Prompt:
Count the lines below that contain "уставный". Give only the number.
___ Records supplied ___
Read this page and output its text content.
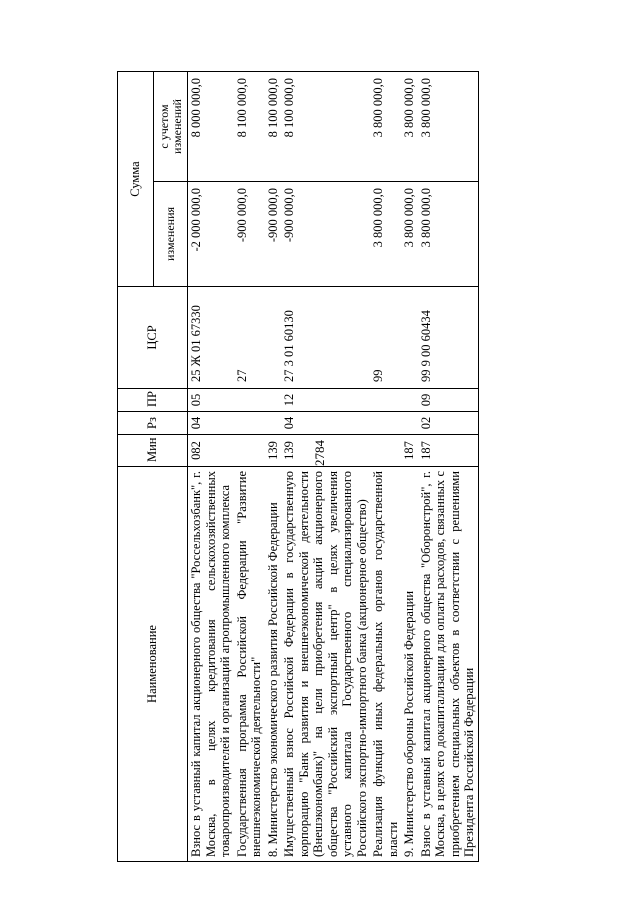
2784
Наименование	Мин	Рз	ПР	ЦСР	Сумма	
					изменения	с учетом изменений
Взнос в уставный капитал акционерного общества "Россельхозбанк", г. Москва, в целях кредитования сельскохозяйственных товаропроизводителей и организаций агропромышленного комплекса	082	04	05	25 Ж 01 67330	-2 000 000,0	8 000 000,0
Государственная программа Российской Федерации "Развитие внешнеэкономической деятельности"				27	-900 000,0	8 100 000,0
8. Министерство экономического развития Российской Федерации	139				-900 000,0	8 100 000,0
Имущественный взнос Российской Федерации в государственную корпорацию "Банк развития и внешнеэкономической деятельности (Внешэкономбанк)" на цели приобретения акций акционерного общества "Российский экспортный центр" в целях увеличения уставного капитала Государственного специализированного Российского экспортно-импортного банка (акционерное общество)	139	04	12	27 3 01 60130	-900 000,0	8 100 000,0
Реализация функций иных федеральных органов государственной власти				99	3 800 000,0	3 800 000,0
9. Министерство обороны Российской Федерации	187				3 800 000,0	3 800 000,0
Взнос в уставный капитал акционерного общества "Оборонстрой", г. Москва, в целях его докапитализации для оплаты расходов, связанных с приобретением специальных объектов в соответствии с решениями Президента Российской Федерации	187	02	09	99 9 00 60434	3 800 000,0	3 800 000,0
___
Output for this exercise:
2